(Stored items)
——————————

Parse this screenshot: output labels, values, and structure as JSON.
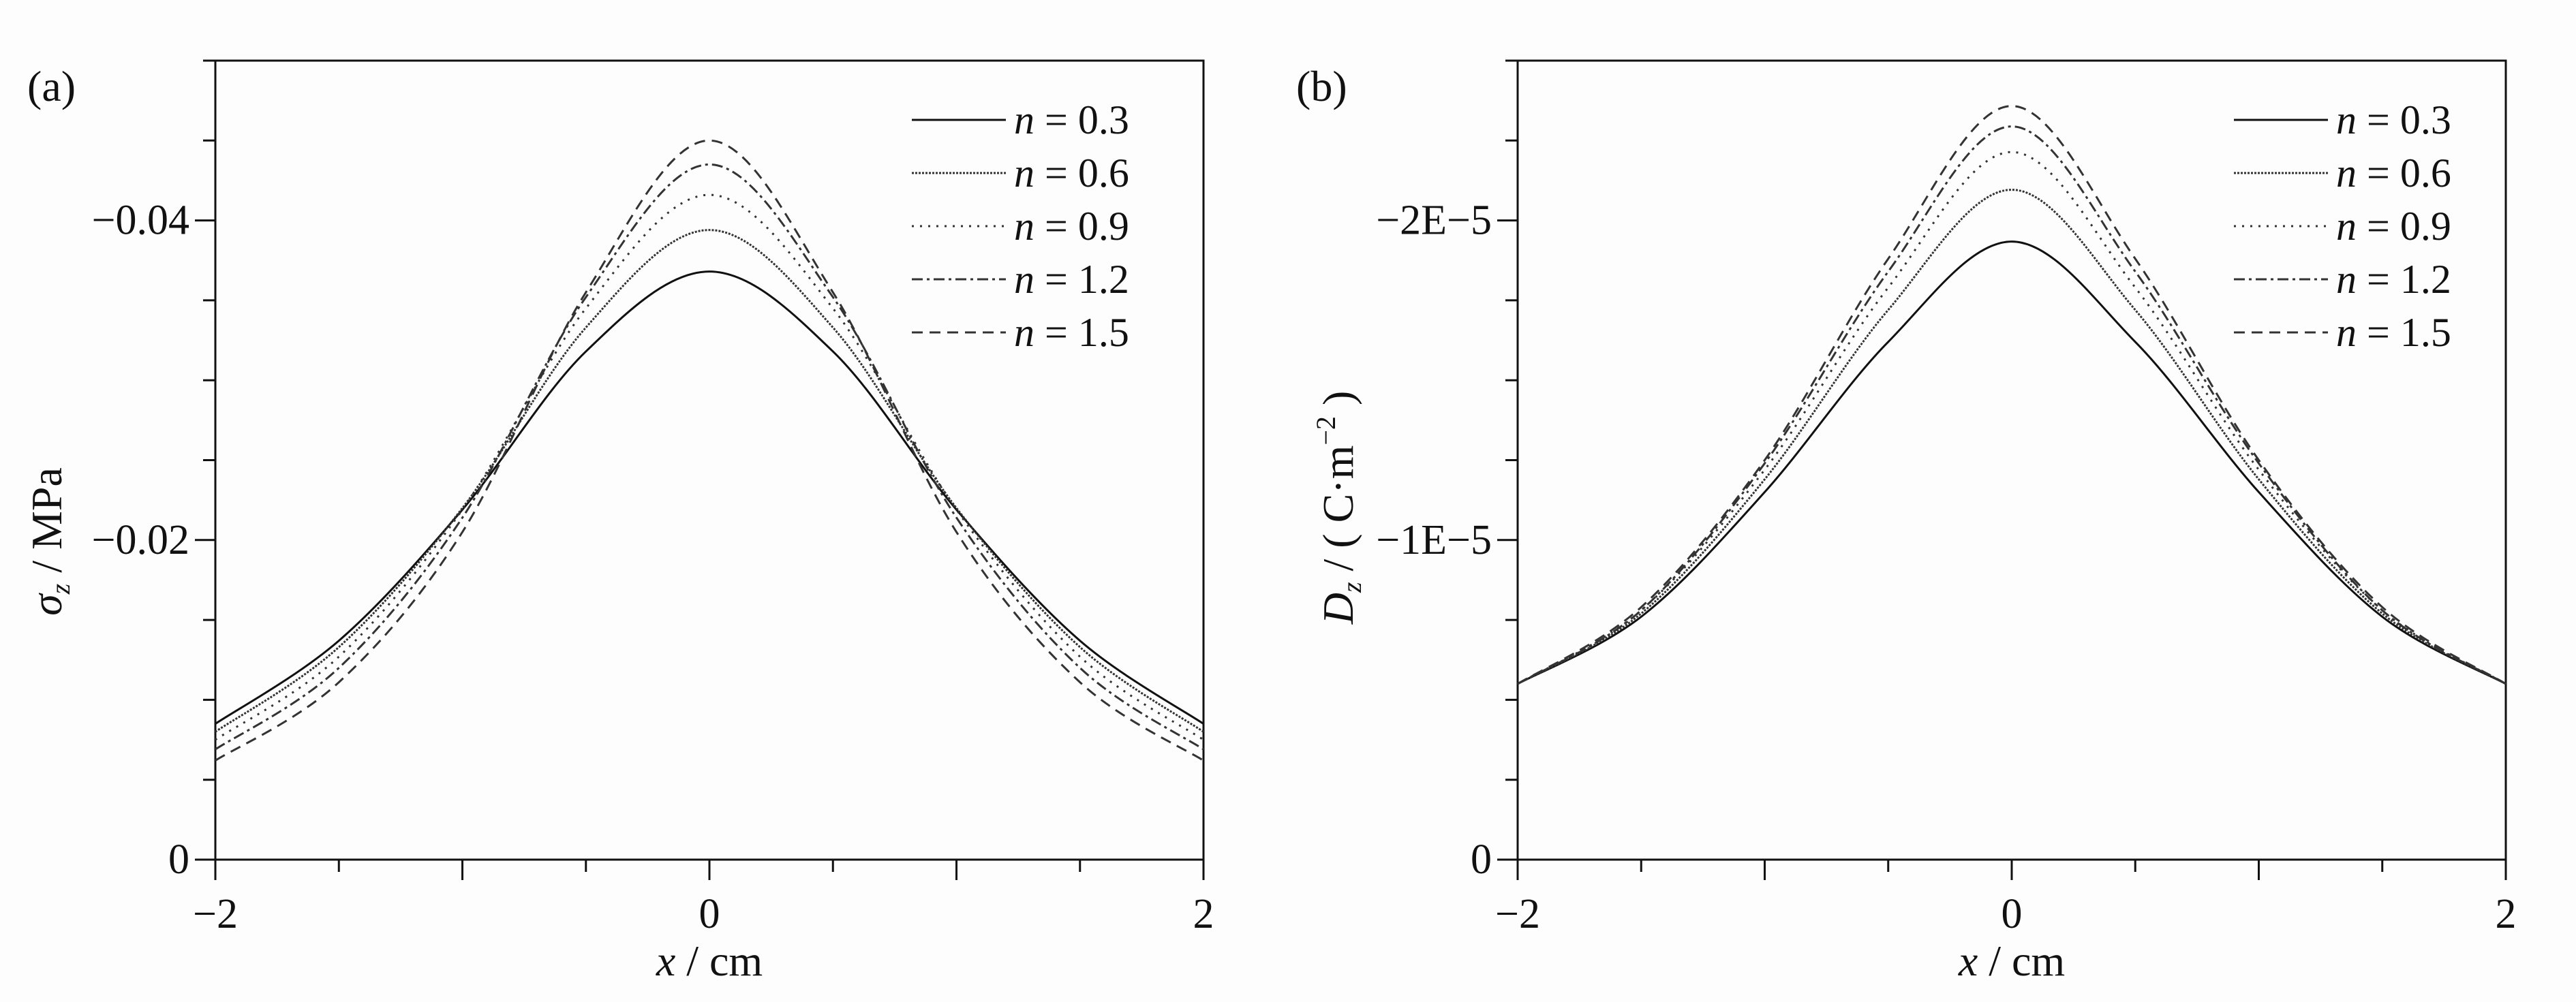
{
  "chart_data": [
    {
      "type": "line",
      "panel_label": "(a)",
      "xlabel": {
        "var": "x",
        "rest": " / cm"
      },
      "ylabel": {
        "var": "σ",
        "sub": "z",
        "rest": " / MPa"
      },
      "xlim": [
        -2,
        2
      ],
      "ylim": [
        0,
        -0.05
      ],
      "xticks": [
        {
          "value": -2,
          "label": "−2"
        },
        {
          "value": 0,
          "label": "0"
        },
        {
          "value": 2,
          "label": "2"
        }
      ],
      "yticks": [
        {
          "value": 0,
          "label": "0"
        },
        {
          "value": -0.02,
          "label": "−0.02"
        },
        {
          "value": -0.04,
          "label": "−0.04"
        }
      ],
      "grid": false,
      "legend_position": "top-right",
      "x": [
        -2,
        -1.5,
        -1,
        -0.5,
        0,
        0.5,
        1,
        1.5,
        2
      ],
      "series": [
        {
          "name": "n = 0.3",
          "var": "n",
          "eq": " = 0.3",
          "style": "solid",
          "values": [
            -0.0085,
            -0.0137,
            -0.0219,
            -0.0318,
            -0.0368,
            -0.0318,
            -0.0219,
            -0.0137,
            -0.0085
          ]
        },
        {
          "name": "n = 0.6",
          "var": "n",
          "eq": " = 0.6",
          "style": "dense-dot",
          "values": [
            -0.008,
            -0.0133,
            -0.022,
            -0.0333,
            -0.0394,
            -0.0333,
            -0.022,
            -0.0133,
            -0.008
          ]
        },
        {
          "name": "n = 0.9",
          "var": "n",
          "eq": " = 0.9",
          "style": "dot",
          "values": [
            -0.0075,
            -0.0127,
            -0.0219,
            -0.0345,
            -0.0416,
            -0.0345,
            -0.0219,
            -0.0127,
            -0.0075
          ]
        },
        {
          "name": "n = 1.2",
          "var": "n",
          "eq": " = 1.2",
          "style": "dash-dot",
          "values": [
            -0.0069,
            -0.012,
            -0.0214,
            -0.0352,
            -0.0435,
            -0.0352,
            -0.0214,
            -0.012,
            -0.0069
          ]
        },
        {
          "name": "n = 1.5",
          "var": "n",
          "eq": " = 1.5",
          "style": "dash",
          "values": [
            -0.0062,
            -0.0111,
            -0.0205,
            -0.0355,
            -0.045,
            -0.0355,
            -0.0205,
            -0.0111,
            -0.0062
          ]
        }
      ]
    },
    {
      "type": "line",
      "panel_label": "(b)",
      "xlabel": {
        "var": "x",
        "rest": " / cm"
      },
      "ylabel": {
        "var": "D",
        "sub": "z",
        "rest": "  / ( C·m",
        "sup": "−2",
        "close": " )"
      },
      "xlim": [
        -2,
        2
      ],
      "ylim": [
        0,
        -2.5e-05
      ],
      "xticks": [
        {
          "value": -2,
          "label": "−2"
        },
        {
          "value": 0,
          "label": "0"
        },
        {
          "value": 2,
          "label": "2"
        }
      ],
      "yticks": [
        {
          "value": 0,
          "label": "0"
        },
        {
          "value": -1e-05,
          "label": "−1E−5"
        },
        {
          "value": -2e-05,
          "label": "−2E−5"
        }
      ],
      "grid": false,
      "legend_position": "top-right",
      "x": [
        -2,
        -1.5,
        -1,
        -0.5,
        0,
        0.5,
        1,
        1.5,
        2
      ],
      "series": [
        {
          "name": "n = 0.3",
          "var": "n",
          "eq": " = 0.3",
          "style": "solid",
          "values": [
            -5.5e-06,
            -7.6e-06,
            -1.15e-05,
            -1.62e-05,
            -1.934e-05,
            -1.62e-05,
            -1.15e-05,
            -7.6e-06,
            -5.5e-06
          ]
        },
        {
          "name": "n = 0.6",
          "var": "n",
          "eq": " = 0.6",
          "style": "dense-dot",
          "values": [
            -5.5e-06,
            -7.7e-06,
            -1.19e-05,
            -1.72e-05,
            -2.096e-05,
            -1.72e-05,
            -1.19e-05,
            -7.7e-06,
            -5.5e-06
          ]
        },
        {
          "name": "n = 0.9",
          "var": "n",
          "eq": " = 0.9",
          "style": "dot",
          "values": [
            -5.5e-06,
            -7.8e-06,
            -1.22e-05,
            -1.79e-05,
            -2.214e-05,
            -1.79e-05,
            -1.22e-05,
            -7.8e-06,
            -5.5e-06
          ]
        },
        {
          "name": "n = 1.2",
          "var": "n",
          "eq": " = 1.2",
          "style": "dash-dot",
          "values": [
            -5.5e-06,
            -7.8e-06,
            -1.24e-05,
            -1.84e-05,
            -2.294e-05,
            -1.84e-05,
            -1.24e-05,
            -7.8e-06,
            -5.5e-06
          ]
        },
        {
          "name": "n = 1.5",
          "var": "n",
          "eq": " = 1.5",
          "style": "dash",
          "values": [
            -5.5e-06,
            -7.9e-06,
            -1.25e-05,
            -1.88e-05,
            -2.358e-05,
            -1.88e-05,
            -1.25e-05,
            -7.9e-06,
            -5.5e-06
          ]
        }
      ]
    }
  ]
}
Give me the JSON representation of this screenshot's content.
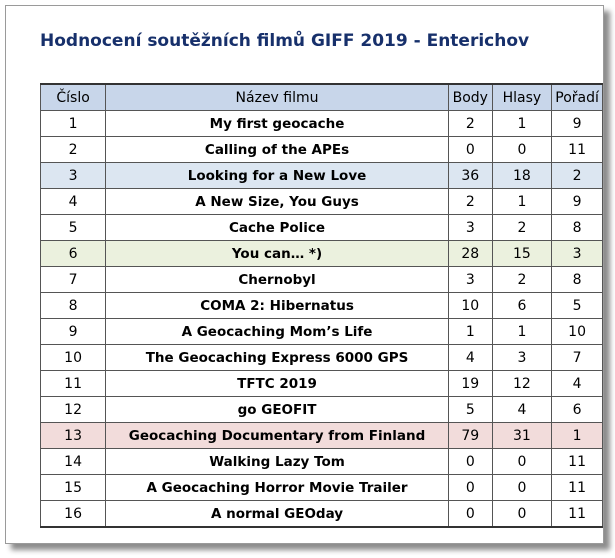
{
  "title": "Hodnocení soutěžních filmů GIFF 2019 - Enterichov",
  "table": {
    "headers": [
      "Číslo",
      "Název filmu",
      "Body",
      "Hlasy",
      "Pořadí"
    ],
    "rows": [
      {
        "cislo": "1",
        "nazev": "My first geocache",
        "body": "2",
        "hlasy": "1",
        "poradi": "9",
        "highlight": ""
      },
      {
        "cislo": "2",
        "nazev": "Calling of the APEs",
        "body": "0",
        "hlasy": "0",
        "poradi": "11",
        "highlight": ""
      },
      {
        "cislo": "3",
        "nazev": "Looking for a New Love",
        "body": "36",
        "hlasy": "18",
        "poradi": "2",
        "highlight": "blue"
      },
      {
        "cislo": "4",
        "nazev": "A New Size, You Guys",
        "body": "2",
        "hlasy": "1",
        "poradi": "9",
        "highlight": ""
      },
      {
        "cislo": "5",
        "nazev": "Cache Police",
        "body": "3",
        "hlasy": "2",
        "poradi": "8",
        "highlight": ""
      },
      {
        "cislo": "6",
        "nazev": "You can… *)",
        "body": "28",
        "hlasy": "15",
        "poradi": "3",
        "highlight": "green"
      },
      {
        "cislo": "7",
        "nazev": "Chernobyl",
        "body": "3",
        "hlasy": "2",
        "poradi": "8",
        "highlight": ""
      },
      {
        "cislo": "8",
        "nazev": "COMA 2: Hibernatus",
        "body": "10",
        "hlasy": "6",
        "poradi": "5",
        "highlight": ""
      },
      {
        "cislo": "9",
        "nazev": "A Geocaching Mom’s Life",
        "body": "1",
        "hlasy": "1",
        "poradi": "10",
        "highlight": ""
      },
      {
        "cislo": "10",
        "nazev": "The Geocaching Express 6000 GPS",
        "body": "4",
        "hlasy": "3",
        "poradi": "7",
        "highlight": ""
      },
      {
        "cislo": "11",
        "nazev": "TFTC 2019",
        "body": "19",
        "hlasy": "12",
        "poradi": "4",
        "highlight": ""
      },
      {
        "cislo": "12",
        "nazev": "go GEOFIT",
        "body": "5",
        "hlasy": "4",
        "poradi": "6",
        "highlight": ""
      },
      {
        "cislo": "13",
        "nazev": "Geocaching Documentary from Finland",
        "body": "79",
        "hlasy": "31",
        "poradi": "1",
        "highlight": "pink"
      },
      {
        "cislo": "14",
        "nazev": "Walking Lazy Tom",
        "body": "0",
        "hlasy": "0",
        "poradi": "11",
        "highlight": ""
      },
      {
        "cislo": "15",
        "nazev": "A Geocaching Horror Movie Trailer",
        "body": "0",
        "hlasy": "0",
        "poradi": "11",
        "highlight": ""
      },
      {
        "cislo": "16",
        "nazev": "A normal GEOday",
        "body": "0",
        "hlasy": "0",
        "poradi": "11",
        "highlight": ""
      }
    ]
  },
  "colors": {
    "title": "#17306b",
    "header_bg": "#c8d6ea",
    "highlight_blue": "#dce6f1",
    "highlight_green": "#ebf1de",
    "highlight_pink": "#f2dcdb"
  }
}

——————————

→ **WORK TO BE COMPLETED**: Filter lines by "screenshot" and return each hit.

→ **WRITTEN RESPONSE**:
Parse this screenshot: output labels, values, and structure as JSON.
Give me the JSON representation of this screenshot's content.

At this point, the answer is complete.